### Data section
--------------------------------------------------
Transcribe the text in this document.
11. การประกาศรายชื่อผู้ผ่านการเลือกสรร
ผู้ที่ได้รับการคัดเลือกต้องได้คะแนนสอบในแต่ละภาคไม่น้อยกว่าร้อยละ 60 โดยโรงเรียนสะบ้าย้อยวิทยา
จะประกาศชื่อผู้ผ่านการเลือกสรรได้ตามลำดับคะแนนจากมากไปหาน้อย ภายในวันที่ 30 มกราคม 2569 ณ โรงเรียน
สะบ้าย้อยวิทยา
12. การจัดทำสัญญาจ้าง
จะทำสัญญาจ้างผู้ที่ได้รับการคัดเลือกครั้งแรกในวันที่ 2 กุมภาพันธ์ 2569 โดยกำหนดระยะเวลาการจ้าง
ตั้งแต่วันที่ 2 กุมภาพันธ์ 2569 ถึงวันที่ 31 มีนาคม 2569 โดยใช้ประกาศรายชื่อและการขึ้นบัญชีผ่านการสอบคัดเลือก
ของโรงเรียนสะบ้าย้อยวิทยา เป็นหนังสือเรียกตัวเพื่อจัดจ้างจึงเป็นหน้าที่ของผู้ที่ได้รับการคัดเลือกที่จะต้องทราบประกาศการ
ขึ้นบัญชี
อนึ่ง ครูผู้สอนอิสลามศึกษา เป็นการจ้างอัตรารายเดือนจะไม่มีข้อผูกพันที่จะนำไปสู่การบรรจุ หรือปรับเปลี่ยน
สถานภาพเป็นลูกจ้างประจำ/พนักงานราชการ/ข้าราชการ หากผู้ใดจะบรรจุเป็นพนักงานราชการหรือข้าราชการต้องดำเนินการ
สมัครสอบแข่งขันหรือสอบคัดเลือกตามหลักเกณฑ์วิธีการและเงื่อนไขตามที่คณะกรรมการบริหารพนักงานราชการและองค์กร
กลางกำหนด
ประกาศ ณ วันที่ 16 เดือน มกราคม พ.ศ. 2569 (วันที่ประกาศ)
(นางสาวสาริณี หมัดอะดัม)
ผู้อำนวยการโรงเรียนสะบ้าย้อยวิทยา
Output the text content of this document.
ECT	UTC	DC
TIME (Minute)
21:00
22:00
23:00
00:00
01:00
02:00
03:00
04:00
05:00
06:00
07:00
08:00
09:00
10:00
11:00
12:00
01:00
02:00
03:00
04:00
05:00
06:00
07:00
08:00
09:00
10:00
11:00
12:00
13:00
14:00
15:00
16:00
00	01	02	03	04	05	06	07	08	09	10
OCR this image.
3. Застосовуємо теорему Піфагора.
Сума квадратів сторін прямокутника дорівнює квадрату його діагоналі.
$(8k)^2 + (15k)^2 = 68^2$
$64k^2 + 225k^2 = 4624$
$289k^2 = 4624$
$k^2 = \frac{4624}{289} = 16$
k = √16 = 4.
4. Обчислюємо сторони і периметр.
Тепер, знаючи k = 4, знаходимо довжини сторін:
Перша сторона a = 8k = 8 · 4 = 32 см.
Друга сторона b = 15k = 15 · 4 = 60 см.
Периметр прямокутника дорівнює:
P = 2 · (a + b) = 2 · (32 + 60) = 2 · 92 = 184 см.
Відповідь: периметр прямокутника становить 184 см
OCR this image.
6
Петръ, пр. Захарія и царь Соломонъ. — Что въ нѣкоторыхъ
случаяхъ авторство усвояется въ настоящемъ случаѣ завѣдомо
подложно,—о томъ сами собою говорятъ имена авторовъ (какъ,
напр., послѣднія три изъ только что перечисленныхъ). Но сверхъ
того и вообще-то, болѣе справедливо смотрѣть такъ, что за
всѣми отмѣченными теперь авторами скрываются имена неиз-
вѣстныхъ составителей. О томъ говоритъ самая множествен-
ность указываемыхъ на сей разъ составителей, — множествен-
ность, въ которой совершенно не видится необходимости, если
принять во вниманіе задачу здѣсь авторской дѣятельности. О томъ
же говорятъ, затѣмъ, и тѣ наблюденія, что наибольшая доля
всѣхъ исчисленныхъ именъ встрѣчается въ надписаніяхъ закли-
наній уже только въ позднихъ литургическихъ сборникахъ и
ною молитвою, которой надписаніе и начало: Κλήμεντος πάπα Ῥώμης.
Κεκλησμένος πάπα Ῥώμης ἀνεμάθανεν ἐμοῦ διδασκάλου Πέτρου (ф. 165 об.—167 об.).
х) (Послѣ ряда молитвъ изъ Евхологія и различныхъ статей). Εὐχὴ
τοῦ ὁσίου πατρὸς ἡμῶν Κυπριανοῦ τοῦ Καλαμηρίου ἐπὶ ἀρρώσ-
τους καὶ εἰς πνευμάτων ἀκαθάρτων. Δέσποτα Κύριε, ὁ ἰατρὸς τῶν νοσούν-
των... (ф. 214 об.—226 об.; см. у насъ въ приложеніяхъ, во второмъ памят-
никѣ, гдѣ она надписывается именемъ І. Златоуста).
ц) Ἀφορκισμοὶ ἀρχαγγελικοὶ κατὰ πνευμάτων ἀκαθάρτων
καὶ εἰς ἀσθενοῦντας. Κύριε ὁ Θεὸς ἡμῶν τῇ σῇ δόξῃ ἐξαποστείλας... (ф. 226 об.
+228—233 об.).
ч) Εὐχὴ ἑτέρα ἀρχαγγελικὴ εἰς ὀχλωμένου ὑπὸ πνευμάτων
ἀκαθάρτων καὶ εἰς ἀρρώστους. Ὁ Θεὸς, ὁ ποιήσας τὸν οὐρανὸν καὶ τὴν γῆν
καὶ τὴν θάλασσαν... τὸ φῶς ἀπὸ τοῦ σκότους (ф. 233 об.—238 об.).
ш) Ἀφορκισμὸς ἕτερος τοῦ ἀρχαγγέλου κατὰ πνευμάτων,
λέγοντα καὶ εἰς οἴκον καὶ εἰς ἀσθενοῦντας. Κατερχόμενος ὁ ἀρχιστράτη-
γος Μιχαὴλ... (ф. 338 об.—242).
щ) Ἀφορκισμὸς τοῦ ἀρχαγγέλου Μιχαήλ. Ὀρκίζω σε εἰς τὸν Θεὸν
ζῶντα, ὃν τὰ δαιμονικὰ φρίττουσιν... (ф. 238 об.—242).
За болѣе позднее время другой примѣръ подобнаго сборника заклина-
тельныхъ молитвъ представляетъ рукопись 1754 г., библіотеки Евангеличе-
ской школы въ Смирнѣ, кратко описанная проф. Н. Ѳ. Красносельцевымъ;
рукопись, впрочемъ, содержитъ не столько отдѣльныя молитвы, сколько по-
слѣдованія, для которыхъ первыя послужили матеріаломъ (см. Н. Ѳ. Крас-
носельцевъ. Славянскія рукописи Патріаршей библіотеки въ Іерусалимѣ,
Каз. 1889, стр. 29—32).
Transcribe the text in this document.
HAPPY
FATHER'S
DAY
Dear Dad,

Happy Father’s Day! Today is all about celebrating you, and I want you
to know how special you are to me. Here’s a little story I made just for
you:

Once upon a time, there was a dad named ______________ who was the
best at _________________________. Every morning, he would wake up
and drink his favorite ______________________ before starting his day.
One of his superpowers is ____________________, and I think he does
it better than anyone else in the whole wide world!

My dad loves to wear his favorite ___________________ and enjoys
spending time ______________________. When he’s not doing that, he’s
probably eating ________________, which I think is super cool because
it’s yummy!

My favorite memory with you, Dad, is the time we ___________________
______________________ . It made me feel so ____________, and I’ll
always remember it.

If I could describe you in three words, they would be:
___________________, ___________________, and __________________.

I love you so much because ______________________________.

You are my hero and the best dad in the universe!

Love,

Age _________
--------------------------------------------------
Reproduce the whole listing word for word.

### Answer to the exercise
Transcribe the text in this document.
11. การประกาศรายชื่อผู้ผ่านการเลือกสรร
ผู้ที่ได้รับการคัดเลือกต้องได้คะแนนสอบในแต่ละภาคไม่น้อยกว่าร้อยละ 60 โดยโรงเรียนสะบ้าย้อยวิทยา
จะประกาศชื่อผู้ผ่านการเลือกสรรได้ตามลำดับคะแนนจากมากไปหาน้อย ภายในวันที่ 30 มกราคม 2569 ณ โรงเรียน
สะบ้าย้อยวิทยา
12. การจัดทำสัญญาจ้าง
จะทำสัญญาจ้างผู้ที่ได้รับการคัดเลือกครั้งแรกในวันที่ 2 กุมภาพันธ์ 2569 โดยกำหนดระยะเวลาการจ้าง
ตั้งแต่วันที่ 2 กุมภาพันธ์ 2569 ถึงวันที่ 31 มีนาคม 2569 โดยใช้ประกาศรายชื่อและการขึ้นบัญชีผ่านการสอบคัดเลือก
ของโรงเรียนสะบ้าย้อยวิทยา เป็นหนังสือเรียกตัวเพื่อจัดจ้างจึงเป็นหน้าที่ของผู้ที่ได้รับการคัดเลือกที่จะต้องทราบประกาศการ
ขึ้นบัญชี
อนึ่ง ครูผู้สอนอิสลามศึกษา เป็นการจ้างอัตรารายเดือนจะไม่มีข้อผูกพันที่จะนำไปสู่การบรรจุ หรือปรับเปลี่ยน
สถานภาพเป็นลูกจ้างประจำ/พนักงานราชการ/ข้าราชการ หากผู้ใดจะบรรจุเป็นพนักงานราชการหรือข้าราชการต้องดำเนินการ
สมัครสอบแข่งขันหรือสอบคัดเลือกตามหลักเกณฑ์วิธีการและเงื่อนไขตามที่คณะกรรมการบริหารพนักงานราชการและองค์กร
กลางกำหนด
ประกาศ ณ วันที่ 16 เดือน มกราคม พ.ศ. 2569 (วันที่ประกาศ)
(นางสาวสาริณี หมัดอะดัม)
ผู้อำนวยการโรงเรียนสะบ้าย้อยวิทยา
Output the text content of this document.
ECT	UTC	DC
TIME (Minute)
21:00
22:00
23:00
00:00
01:00
02:00
03:00
04:00
05:00
06:00
07:00
08:00
09:00
10:00
11:00
12:00
01:00
02:00
03:00
04:00
05:00
06:00
07:00
08:00
09:00
10:00
11:00
12:00
13:00
14:00
15:00
16:00
00	01	02	03	04	05	06	07	08	09	10
OCR this image.
3. Застосовуємо теорему Піфагора.
Сума квадратів сторін прямокутника дорівнює квадрату його діагоналі.
$(8k)^2 + (15k)^2 = 68^2$
$64k^2 + 225k^2 = 4624$
$289k^2 = 4624$
$k^2 = \frac{4624}{289} = 16$
k = √16 = 4.
4. Обчислюємо сторони і периметр.
Тепер, знаючи k = 4, знаходимо довжини сторін:
Перша сторона a = 8k = 8 · 4 = 32 см.
Друга сторона b = 15k = 15 · 4 = 60 см.
Периметр прямокутника дорівнює:
P = 2 · (a + b) = 2 · (32 + 60) = 2 · 92 = 184 см.
Відповідь: периметр прямокутника становить 184 см
OCR this image.
6
Петръ, пр. Захарія и царь Соломонъ. — Что въ нѣкоторыхъ
случаяхъ авторство усвояется въ настоящемъ случаѣ завѣдомо
подложно,—о томъ сами собою говорятъ имена авторовъ (какъ,
напр., послѣднія три изъ только что перечисленныхъ). Но сверхъ
того и вообще-то, болѣе справедливо смотрѣть такъ, что за
всѣми отмѣченными теперь авторами скрываются имена неиз-
вѣстныхъ составителей. О томъ говоритъ самая множествен-
ность указываемыхъ на сей разъ составителей, — множествен-
ность, въ которой совершенно не видится необходимости, если
принять во вниманіе задачу здѣсь авторской дѣятельности. О томъ
же говорятъ, затѣмъ, и тѣ наблюденія, что наибольшая доля
всѣхъ исчисленныхъ именъ встрѣчается въ надписаніяхъ закли-
наній уже только въ позднихъ литургическихъ сборникахъ и
ною молитвою, которой надписаніе и начало: Κλήμεντος πάπα Ῥώμης.
Κεκλησμένος πάπα Ῥώμης ἀνεμάθανεν ἐμοῦ διδασκάλου Πέτρου (ф. 165 об.—167 об.).
х) (Послѣ ряда молитвъ изъ Евхологія и различныхъ статей). Εὐχὴ
τοῦ ὁσίου πατρὸς ἡμῶν Κυπριανοῦ τοῦ Καλαμηρίου ἐπὶ ἀρρώσ-
τους καὶ εἰς πνευμάτων ἀκαθάρτων. Δέσποτα Κύριε, ὁ ἰατρὸς τῶν νοσούν-
των... (ф. 214 об.—226 об.; см. у насъ въ приложеніяхъ, во второмъ памят-
никѣ, гдѣ она надписывается именемъ І. Златоуста).
ц) Ἀφορκισμοὶ ἀρχαγγελικοὶ κατὰ πνευμάτων ἀκαθάρτων
καὶ εἰς ἀσθενοῦντας. Κύριε ὁ Θεὸς ἡμῶν τῇ σῇ δόξῃ ἐξαποστείλας... (ф. 226 об.
+228—233 об.).
ч) Εὐχὴ ἑτέρα ἀρχαγγελικὴ εἰς ὀχλωμένου ὑπὸ πνευμάτων
ἀκαθάρτων καὶ εἰς ἀρρώστους. Ὁ Θεὸς, ὁ ποιήσας τὸν οὐρανὸν καὶ τὴν γῆν
καὶ τὴν θάλασσαν... τὸ φῶς ἀπὸ τοῦ σκότους (ф. 233 об.—238 об.).
ш) Ἀφορκισμὸς ἕτερος τοῦ ἀρχαγγέλου κατὰ πνευμάτων,
λέγοντα καὶ εἰς οἴκον καὶ εἰς ἀσθενοῦντας. Κατερχόμενος ὁ ἀρχιστράτη-
γος Μιχαὴλ... (ф. 338 об.—242).
щ) Ἀφορκισμὸς τοῦ ἀρχαγγέλου Μιχαήλ. Ὀρκίζω σε εἰς τὸν Θεὸν
ζῶντα, ὃν τὰ δαιμονικὰ φρίττουσιν... (ф. 238 об.—242).
За болѣе позднее время другой примѣръ подобнаго сборника заклина-
тельныхъ молитвъ представляетъ рукопись 1754 г., библіотеки Евангеличе-
ской школы въ Смирнѣ, кратко описанная проф. Н. Ѳ. Красносельцевымъ;
рукопись, впрочемъ, содержитъ не столько отдѣльныя молитвы, сколько по-
слѣдованія, для которыхъ первыя послужили матеріаломъ (см. Н. Ѳ. Крас-
носельцевъ. Славянскія рукописи Патріаршей библіотеки въ Іерусалимѣ,
Каз. 1889, стр. 29—32).
Transcribe the text in this document.
HAPPY
FATHER'S
DAY
Dear Dad,

Happy Father’s Day! Today is all about celebrating you, and I want you
to know how special you are to me. Here’s a little story I made just for
you:

Once upon a time, there was a dad named ______________ who was the
best at _________________________. Every morning, he would wake up
and drink his favorite ______________________ before starting his day.
One of his superpowers is ____________________, and I think he does
it better than anyone else in the whole wide world!

My dad loves to wear his favorite ___________________ and enjoys
spending time ______________________. When he’s not doing that, he’s
probably eating ________________, which I think is super cool because
it’s yummy!

My favorite memory with you, Dad, is the time we ___________________
______________________ . It made me feel so ____________, and I’ll
always remember it.

If I could describe you in three words, they would be:
___________________, ___________________, and __________________.

I love you so much because ______________________________.

You are my hero and the best dad in the universe!

Love,

Age _________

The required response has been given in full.